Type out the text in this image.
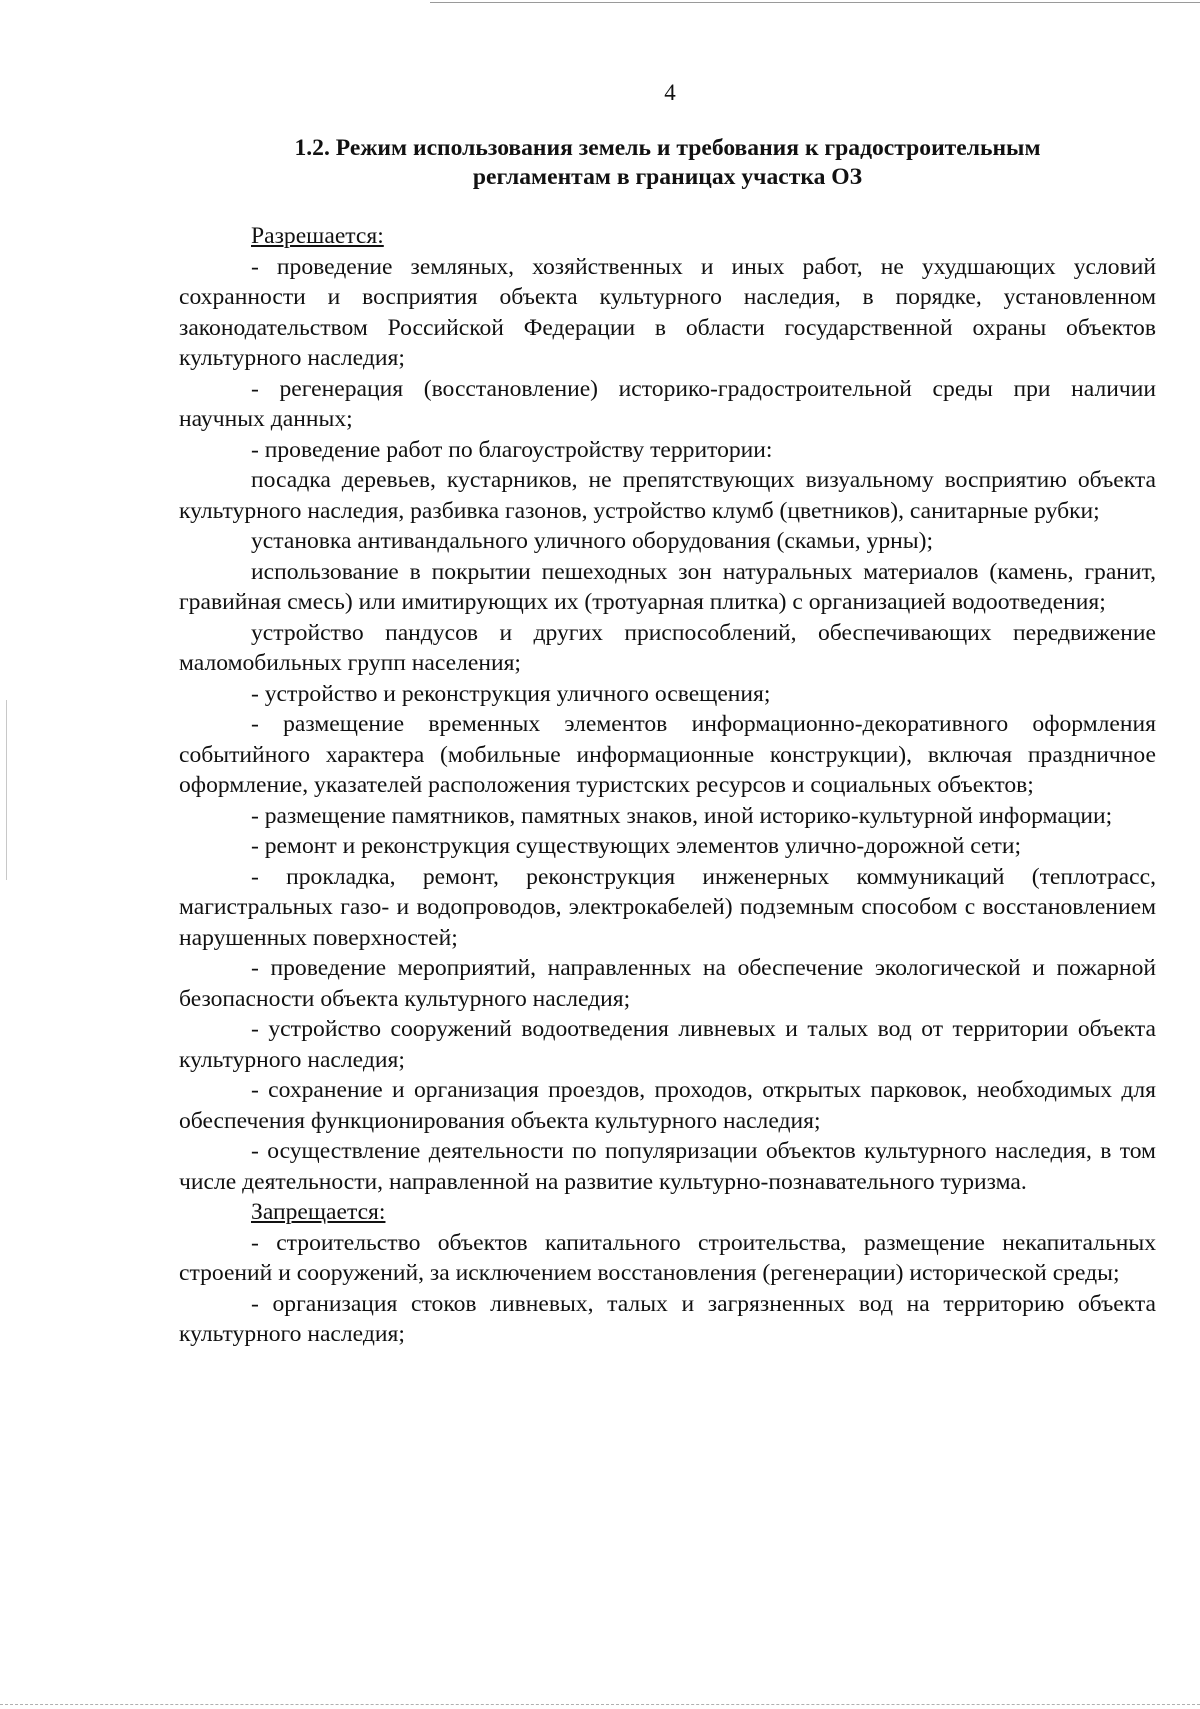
4
1.2. Режим использования земель и требования к градостроительным
регламентам в границах участка ОЗ

Разрешается:

- проведение земляных, хозяйственных и иных работ, не ухудшающих условий сохранности и восприятия объекта культурного наследия, в порядке, установленном законодательством Российской Федерации в области государственной охраны объектов культурного наследия;

- регенерация (восстановление) историко-градостроительной среды при наличии научных данных;

- проведение работ по благоустройству территории:

посадка деревьев, кустарников, не препятствующих визуальному восприятию объекта культурного наследия, разбивка газонов, устройство клумб (цветников), санитарные рубки;

установка антивандального уличного оборудования (скамьи, урны);

использование в покрытии пешеходных зон натуральных материалов (камень, гранит, гравийная смесь) или имитирующих их (тротуарная плитка) с организацией водоотведения;

устройство пандусов и других приспособлений, обеспечивающих передвижение маломобильных групп населения;

- устройство и реконструкция уличного освещения;

- размещение временных элементов информационно-декоративного оформления событийного характера (мобильные информационные конструкции), включая праздничное оформление, указателей расположения туристских ресурсов и социальных объектов;

- размещение памятников, памятных знаков, иной историко-культурной информации;

- ремонт и реконструкция существующих элементов улично-дорожной сети;

- прокладка, ремонт, реконструкция инженерных коммуникаций (теплотрасс, магистральных газо- и водопроводов, электрокабелей) подземным способом с восстановлением нарушенных поверхностей;

- проведение мероприятий, направленных на обеспечение экологической и пожарной безопасности объекта культурного наследия;

- устройство сооружений водоотведения ливневых и талых вод от территории объекта культурного наследия;

- сохранение и организация проездов, проходов, открытых парковок, необходимых для обеспечения функционирования объекта культурного наследия;

- осуществление деятельности по популяризации объектов культурного наследия, в том числе деятельности, направленной на развитие культурно-познавательного туризма.

Запрещается:

- строительство объектов капитального строительства, размещение некапитальных строений и сооружений, за исключением восстановления (регенерации) исторической среды;

- организация стоков ливневых, талых и загрязненных вод на территорию объекта культурного наследия;
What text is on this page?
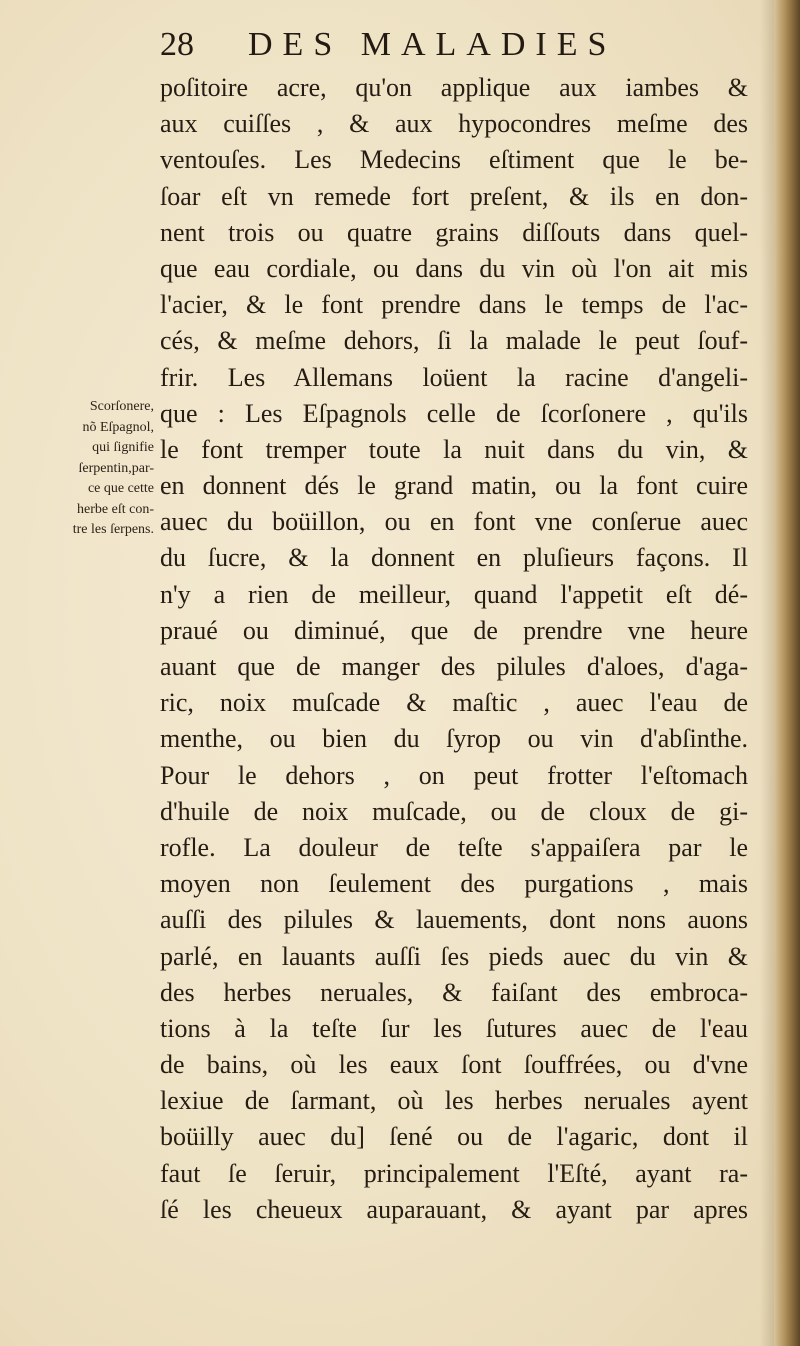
28 DES MALADIES
Scorſonere,
nõ Eſpagnol,
qui ſignifie
ſerpentin,par-
ce que cette
herbe eſt con-
tre les ſerpens.
poſitoire acre, qu'on applique aux iambes &
aux cuiſſes , & aux hypocondres meſme des
ventouſes. Les Medecins eſtiment que le be-
ſoar eſt vn remede fort preſent, & ils en don-
nent trois ou quatre grains diſſouts dans quel-
que eau cordiale, ou dans du vin où l'on ait mis
l'acier, & le font prendre dans le temps de l'ac-
cés, & meſme dehors, ſi la malade le peut ſouf-
frir. Les Allemans loüent la racine d'angeli-
que : Les Eſpagnols celle de ſcorſonere , qu'ils
le font tremper toute la nuit dans du vin, &
en donnent dés le grand matin, ou la font cuire
auec du boüillon, ou en font vne conſerue auec
du ſucre, & la donnent en pluſieurs façons. Il
n'y a rien de meilleur, quand l'appetit eſt dé-
praué ou diminué, que de prendre vne heure
auant que de manger des pilules d'aloes, d'aga-
ric, noix muſcade & maſtic , auec l'eau de
menthe, ou bien du ſyrop ou vin d'abſinthe.
Pour le dehors , on peut frotter l'eſtomach
d'huile de noix muſcade, ou de cloux de gi-
rofle. La douleur de teſte s'appaiſera par le
moyen non ſeulement des purgations , mais
auſſi des pilules & lauements, dont nons auons
parlé, en lauants auſſi ſes pieds auec du vin &
des herbes neruales, & faiſant des embroca-
tions à la teſte ſur les ſutures auec de l'eau
de bains, où les eaux ſont ſouffrées, ou d'vne
lexiue de ſarmant, où les herbes neruales ayent
boüilly auec du] ſené ou de l'agaric, dont il
faut ſe ſeruir, principalement l'Eſté, ayant ra-
ſé les cheueux auparauant, & ayant par apres
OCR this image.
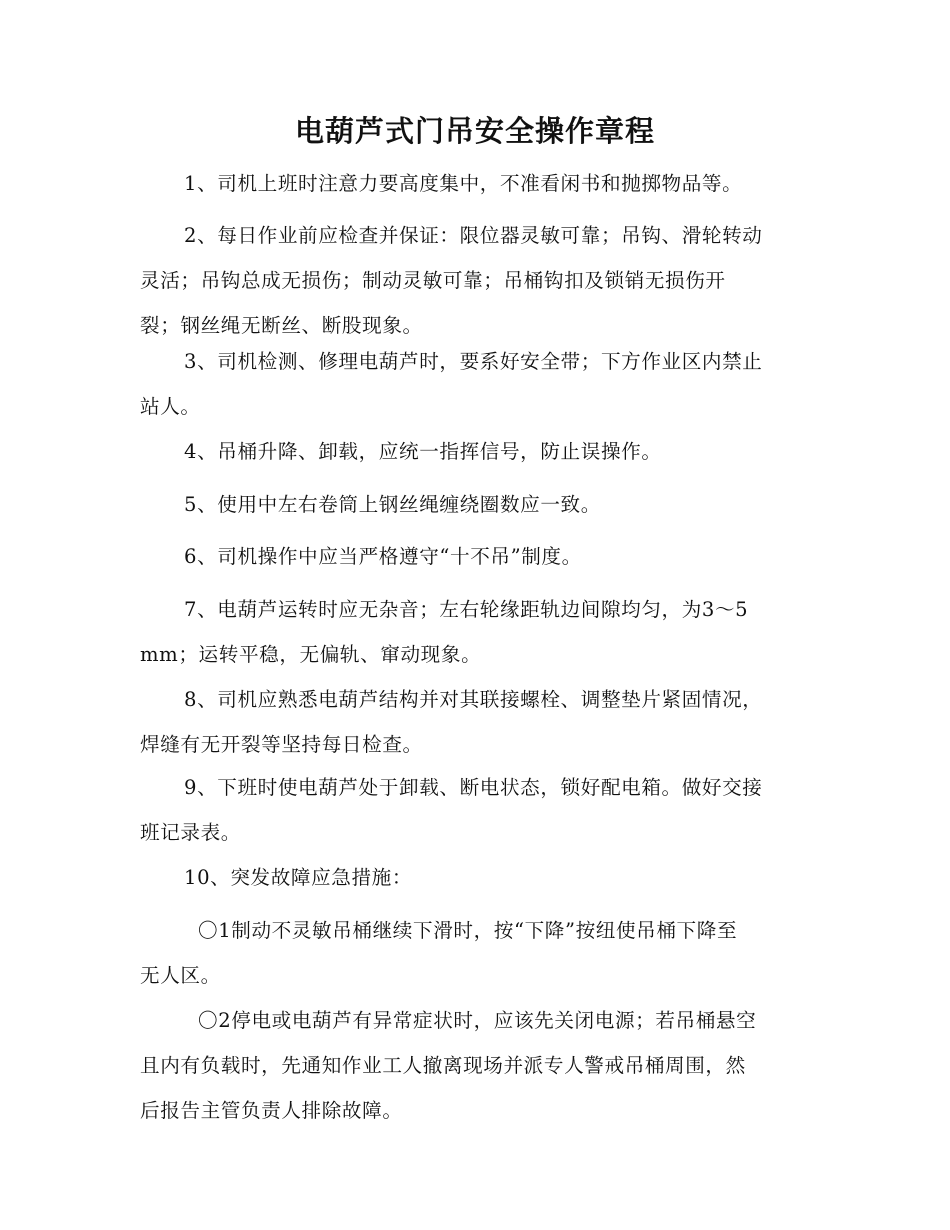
电葫芦式门吊安全操作章程
1、司机上班时注意力要高度集中，不准看闲书和抛掷物品等。
2、每日作业前应检查并保证：限位器灵敏可靠；吊钩、滑轮转动
灵活；吊钩总成无损伤；制动灵敏可靠；吊桶钩扣及锁销无损伤开
裂；钢丝绳无断丝、断股现象。
3、司机检测、修理电葫芦时，要系好安全带；下方作业区内禁止
站人。
4、吊桶升降、卸载，应统一指挥信号，防止误操作。
5、使用中左右卷筒上钢丝绳缠绕圈数应一致。
6、司机操作中应当严格遵守“十不吊”制度。
7、电葫芦运转时应无杂音；左右轮缘距轨边间隙均匀，为3～5
mm；运转平稳，无偏轨、窜动现象。
8、司机应熟悉电葫芦结构并对其联接螺栓、调整垫片紧固情况，
焊缝有无开裂等坚持每日检查。
9、下班时使电葫芦处于卸载、断电状态，锁好配电箱。做好交接
班记录表。
10、突发故障应急措施：
〇1制动不灵敏吊桶继续下滑时，按“下降”按纽使吊桶下降至
无人区。
〇2停电或电葫芦有异常症状时，应该先关闭电源；若吊桶悬空
且内有负载时，先通知作业工人撤离现场并派专人警戒吊桶周围，然
后报告主管负责人排除故障。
◆ ◆ ◆
• YOUR TASK:
Copy out each line of the records where the string "dont" appears.

• RESULT BELOW:
auſſi des pilules & lauements, dont nons auons
boüilly auec du] ſené ou de l'agaric, dont il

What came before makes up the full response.